● **Dataset excerpts**
===
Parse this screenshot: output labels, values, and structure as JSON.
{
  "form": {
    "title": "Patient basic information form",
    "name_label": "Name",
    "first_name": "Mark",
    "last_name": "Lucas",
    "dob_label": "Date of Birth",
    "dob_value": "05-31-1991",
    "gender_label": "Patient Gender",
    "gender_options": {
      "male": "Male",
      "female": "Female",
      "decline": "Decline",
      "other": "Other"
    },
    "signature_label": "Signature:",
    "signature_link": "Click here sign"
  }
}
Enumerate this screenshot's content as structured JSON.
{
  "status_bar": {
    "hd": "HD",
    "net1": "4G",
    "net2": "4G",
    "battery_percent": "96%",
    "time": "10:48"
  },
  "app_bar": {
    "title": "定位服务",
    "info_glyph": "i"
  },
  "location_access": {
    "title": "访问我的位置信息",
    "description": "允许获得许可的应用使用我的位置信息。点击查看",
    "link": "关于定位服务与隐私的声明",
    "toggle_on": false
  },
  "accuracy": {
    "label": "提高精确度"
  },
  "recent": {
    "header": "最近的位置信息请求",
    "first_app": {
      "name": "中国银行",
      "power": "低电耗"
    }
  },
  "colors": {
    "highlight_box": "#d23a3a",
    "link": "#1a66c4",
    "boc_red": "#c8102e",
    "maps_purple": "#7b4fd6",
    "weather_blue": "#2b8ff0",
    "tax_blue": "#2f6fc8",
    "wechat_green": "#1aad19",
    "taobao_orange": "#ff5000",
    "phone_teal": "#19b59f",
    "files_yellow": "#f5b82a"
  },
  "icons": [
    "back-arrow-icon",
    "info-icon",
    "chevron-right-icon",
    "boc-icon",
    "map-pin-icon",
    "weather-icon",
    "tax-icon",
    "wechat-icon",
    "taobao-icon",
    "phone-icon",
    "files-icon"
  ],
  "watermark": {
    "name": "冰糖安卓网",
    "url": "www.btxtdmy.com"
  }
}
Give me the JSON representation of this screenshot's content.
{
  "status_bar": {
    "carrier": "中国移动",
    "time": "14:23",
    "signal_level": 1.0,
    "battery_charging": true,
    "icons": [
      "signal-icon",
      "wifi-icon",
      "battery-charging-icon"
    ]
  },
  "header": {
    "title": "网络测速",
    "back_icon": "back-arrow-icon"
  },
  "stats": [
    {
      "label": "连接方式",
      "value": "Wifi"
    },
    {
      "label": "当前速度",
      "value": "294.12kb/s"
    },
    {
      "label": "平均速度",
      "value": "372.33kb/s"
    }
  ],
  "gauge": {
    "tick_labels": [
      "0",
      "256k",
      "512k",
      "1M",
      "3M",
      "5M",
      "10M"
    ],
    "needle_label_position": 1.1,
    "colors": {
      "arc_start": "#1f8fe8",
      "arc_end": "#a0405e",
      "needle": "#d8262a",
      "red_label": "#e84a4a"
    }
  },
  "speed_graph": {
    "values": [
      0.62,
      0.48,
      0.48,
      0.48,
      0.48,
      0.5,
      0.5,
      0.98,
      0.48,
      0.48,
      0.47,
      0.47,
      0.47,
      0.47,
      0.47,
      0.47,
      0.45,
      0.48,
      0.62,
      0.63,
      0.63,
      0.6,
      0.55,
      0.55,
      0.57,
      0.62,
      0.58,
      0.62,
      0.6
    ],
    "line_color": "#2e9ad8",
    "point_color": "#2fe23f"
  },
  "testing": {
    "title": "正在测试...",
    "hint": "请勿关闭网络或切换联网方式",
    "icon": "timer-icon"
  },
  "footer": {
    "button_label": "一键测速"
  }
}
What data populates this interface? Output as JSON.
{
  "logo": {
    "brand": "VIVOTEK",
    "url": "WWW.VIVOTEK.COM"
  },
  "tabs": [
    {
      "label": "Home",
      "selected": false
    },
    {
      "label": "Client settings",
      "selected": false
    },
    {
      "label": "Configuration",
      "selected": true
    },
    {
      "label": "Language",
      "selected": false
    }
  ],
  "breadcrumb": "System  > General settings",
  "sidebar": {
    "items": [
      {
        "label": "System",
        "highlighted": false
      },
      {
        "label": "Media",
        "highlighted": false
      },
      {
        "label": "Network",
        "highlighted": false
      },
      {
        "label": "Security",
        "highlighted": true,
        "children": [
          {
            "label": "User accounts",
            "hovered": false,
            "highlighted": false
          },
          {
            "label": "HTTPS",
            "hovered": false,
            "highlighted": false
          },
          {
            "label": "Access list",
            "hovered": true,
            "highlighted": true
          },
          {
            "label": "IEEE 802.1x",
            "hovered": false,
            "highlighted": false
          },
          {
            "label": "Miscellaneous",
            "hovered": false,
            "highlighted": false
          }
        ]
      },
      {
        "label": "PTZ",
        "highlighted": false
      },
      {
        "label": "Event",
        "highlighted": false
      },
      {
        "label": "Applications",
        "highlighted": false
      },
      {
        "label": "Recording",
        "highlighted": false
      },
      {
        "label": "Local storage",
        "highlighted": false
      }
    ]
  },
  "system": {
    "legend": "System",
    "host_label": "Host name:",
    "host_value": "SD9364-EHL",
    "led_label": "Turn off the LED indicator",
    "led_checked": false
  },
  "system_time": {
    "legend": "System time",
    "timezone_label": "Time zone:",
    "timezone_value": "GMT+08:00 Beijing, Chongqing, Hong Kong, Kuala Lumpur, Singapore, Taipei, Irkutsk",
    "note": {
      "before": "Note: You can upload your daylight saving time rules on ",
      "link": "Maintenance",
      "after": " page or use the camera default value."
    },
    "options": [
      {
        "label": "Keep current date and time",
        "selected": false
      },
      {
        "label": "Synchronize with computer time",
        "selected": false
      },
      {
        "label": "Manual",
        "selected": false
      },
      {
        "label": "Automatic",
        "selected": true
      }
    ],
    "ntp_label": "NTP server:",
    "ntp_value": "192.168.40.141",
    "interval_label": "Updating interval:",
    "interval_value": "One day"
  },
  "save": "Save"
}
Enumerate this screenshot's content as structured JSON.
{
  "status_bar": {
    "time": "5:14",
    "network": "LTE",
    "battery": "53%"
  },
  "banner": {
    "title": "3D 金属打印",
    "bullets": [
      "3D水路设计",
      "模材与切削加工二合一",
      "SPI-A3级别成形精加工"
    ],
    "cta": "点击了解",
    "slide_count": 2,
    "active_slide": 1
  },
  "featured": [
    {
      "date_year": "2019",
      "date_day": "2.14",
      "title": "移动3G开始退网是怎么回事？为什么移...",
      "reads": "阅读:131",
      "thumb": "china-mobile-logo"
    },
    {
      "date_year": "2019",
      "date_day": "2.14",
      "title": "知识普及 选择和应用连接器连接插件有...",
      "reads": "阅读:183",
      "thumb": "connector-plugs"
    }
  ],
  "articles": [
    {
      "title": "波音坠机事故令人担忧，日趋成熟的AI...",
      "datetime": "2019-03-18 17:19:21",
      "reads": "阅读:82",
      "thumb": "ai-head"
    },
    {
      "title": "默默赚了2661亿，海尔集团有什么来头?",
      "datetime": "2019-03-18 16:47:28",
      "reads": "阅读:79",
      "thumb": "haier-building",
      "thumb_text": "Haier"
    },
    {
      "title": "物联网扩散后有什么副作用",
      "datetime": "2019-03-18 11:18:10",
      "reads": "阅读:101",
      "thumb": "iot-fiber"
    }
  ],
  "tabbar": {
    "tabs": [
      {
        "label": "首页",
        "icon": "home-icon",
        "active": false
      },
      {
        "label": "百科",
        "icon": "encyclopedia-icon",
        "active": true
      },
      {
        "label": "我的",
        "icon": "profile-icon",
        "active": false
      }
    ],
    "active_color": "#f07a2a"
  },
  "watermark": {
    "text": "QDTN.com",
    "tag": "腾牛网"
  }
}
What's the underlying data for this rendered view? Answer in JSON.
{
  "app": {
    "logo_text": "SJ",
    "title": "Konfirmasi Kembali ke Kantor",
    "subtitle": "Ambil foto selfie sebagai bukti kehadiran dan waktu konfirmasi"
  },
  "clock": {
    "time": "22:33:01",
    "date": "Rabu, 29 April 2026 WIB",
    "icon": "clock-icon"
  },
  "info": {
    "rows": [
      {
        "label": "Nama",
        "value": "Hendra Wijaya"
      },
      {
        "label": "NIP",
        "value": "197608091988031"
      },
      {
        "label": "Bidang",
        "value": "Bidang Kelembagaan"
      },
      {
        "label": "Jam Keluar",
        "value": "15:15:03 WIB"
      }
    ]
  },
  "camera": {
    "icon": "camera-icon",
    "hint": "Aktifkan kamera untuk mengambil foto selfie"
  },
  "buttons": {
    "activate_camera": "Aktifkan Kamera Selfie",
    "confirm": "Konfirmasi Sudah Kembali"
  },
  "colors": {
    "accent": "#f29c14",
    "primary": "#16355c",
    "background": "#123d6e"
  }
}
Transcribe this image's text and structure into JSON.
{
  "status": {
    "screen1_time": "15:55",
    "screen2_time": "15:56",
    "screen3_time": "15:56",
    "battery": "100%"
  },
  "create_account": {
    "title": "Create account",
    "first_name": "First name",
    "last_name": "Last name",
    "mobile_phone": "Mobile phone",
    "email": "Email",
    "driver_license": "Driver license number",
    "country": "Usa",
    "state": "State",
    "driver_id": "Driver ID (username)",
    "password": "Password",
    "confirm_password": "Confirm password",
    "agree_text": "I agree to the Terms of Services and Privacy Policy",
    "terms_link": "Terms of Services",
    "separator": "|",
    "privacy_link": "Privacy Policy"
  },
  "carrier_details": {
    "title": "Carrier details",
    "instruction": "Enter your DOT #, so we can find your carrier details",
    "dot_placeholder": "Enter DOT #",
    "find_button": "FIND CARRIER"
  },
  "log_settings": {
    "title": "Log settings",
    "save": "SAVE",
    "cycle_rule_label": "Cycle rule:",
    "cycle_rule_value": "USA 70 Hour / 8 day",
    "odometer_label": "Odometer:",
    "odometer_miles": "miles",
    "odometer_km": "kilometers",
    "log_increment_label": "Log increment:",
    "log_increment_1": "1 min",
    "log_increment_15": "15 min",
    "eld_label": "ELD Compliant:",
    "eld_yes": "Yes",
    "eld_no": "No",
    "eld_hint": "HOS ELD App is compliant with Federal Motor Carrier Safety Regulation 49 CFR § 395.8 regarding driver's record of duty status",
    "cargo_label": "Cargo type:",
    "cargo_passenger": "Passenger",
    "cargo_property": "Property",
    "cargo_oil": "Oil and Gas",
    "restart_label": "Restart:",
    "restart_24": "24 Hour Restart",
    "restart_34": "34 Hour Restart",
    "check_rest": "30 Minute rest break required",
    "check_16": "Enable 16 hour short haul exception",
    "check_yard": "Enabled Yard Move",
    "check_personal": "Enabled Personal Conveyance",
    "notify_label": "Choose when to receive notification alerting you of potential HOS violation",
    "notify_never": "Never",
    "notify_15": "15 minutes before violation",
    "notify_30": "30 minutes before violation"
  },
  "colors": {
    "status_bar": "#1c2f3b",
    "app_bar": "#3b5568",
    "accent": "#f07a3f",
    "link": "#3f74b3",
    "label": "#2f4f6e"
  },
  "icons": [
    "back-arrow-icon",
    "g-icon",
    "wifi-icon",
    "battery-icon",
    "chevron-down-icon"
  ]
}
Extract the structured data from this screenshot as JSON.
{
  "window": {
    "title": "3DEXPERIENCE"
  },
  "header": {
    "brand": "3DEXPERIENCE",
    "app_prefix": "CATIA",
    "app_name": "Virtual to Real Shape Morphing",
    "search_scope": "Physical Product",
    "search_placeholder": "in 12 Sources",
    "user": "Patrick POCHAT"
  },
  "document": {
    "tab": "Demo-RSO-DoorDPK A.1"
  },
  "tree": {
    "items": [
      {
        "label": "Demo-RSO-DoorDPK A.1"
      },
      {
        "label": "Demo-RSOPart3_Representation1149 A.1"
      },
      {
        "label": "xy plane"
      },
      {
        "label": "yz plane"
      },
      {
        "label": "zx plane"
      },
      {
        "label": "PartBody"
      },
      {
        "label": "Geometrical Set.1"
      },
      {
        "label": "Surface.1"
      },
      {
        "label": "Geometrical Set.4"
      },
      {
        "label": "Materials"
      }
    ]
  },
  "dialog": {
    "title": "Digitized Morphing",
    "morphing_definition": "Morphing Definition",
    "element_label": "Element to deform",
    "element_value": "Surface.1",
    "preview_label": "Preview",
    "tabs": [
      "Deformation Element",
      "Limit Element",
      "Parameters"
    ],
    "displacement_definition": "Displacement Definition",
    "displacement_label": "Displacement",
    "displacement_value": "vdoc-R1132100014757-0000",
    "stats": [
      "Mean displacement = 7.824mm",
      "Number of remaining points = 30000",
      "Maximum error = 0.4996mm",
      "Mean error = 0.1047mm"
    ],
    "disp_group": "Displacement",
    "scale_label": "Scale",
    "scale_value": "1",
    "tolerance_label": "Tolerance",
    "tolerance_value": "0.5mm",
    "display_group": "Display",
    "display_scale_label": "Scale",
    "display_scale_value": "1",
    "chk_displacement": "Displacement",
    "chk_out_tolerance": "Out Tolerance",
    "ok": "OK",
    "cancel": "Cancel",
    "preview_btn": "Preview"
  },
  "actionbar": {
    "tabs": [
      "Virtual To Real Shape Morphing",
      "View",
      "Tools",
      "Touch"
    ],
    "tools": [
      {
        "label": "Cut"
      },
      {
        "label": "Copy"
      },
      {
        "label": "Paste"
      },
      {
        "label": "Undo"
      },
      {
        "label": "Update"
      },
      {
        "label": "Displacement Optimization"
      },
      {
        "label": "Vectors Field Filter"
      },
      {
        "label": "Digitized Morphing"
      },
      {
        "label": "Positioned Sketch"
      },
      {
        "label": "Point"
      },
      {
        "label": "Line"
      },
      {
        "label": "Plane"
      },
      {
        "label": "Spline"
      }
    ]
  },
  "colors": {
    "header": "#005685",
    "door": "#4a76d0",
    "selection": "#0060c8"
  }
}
===
Every line in the data that holds "with" should be copied out.

        "label": "Synchronize with computer time",
    "eld_hint": "HOS ELD App is compliant with Federal Motor Carrier Safety Regulation 49 CFR § 395.8 regarding driver's record of duty status",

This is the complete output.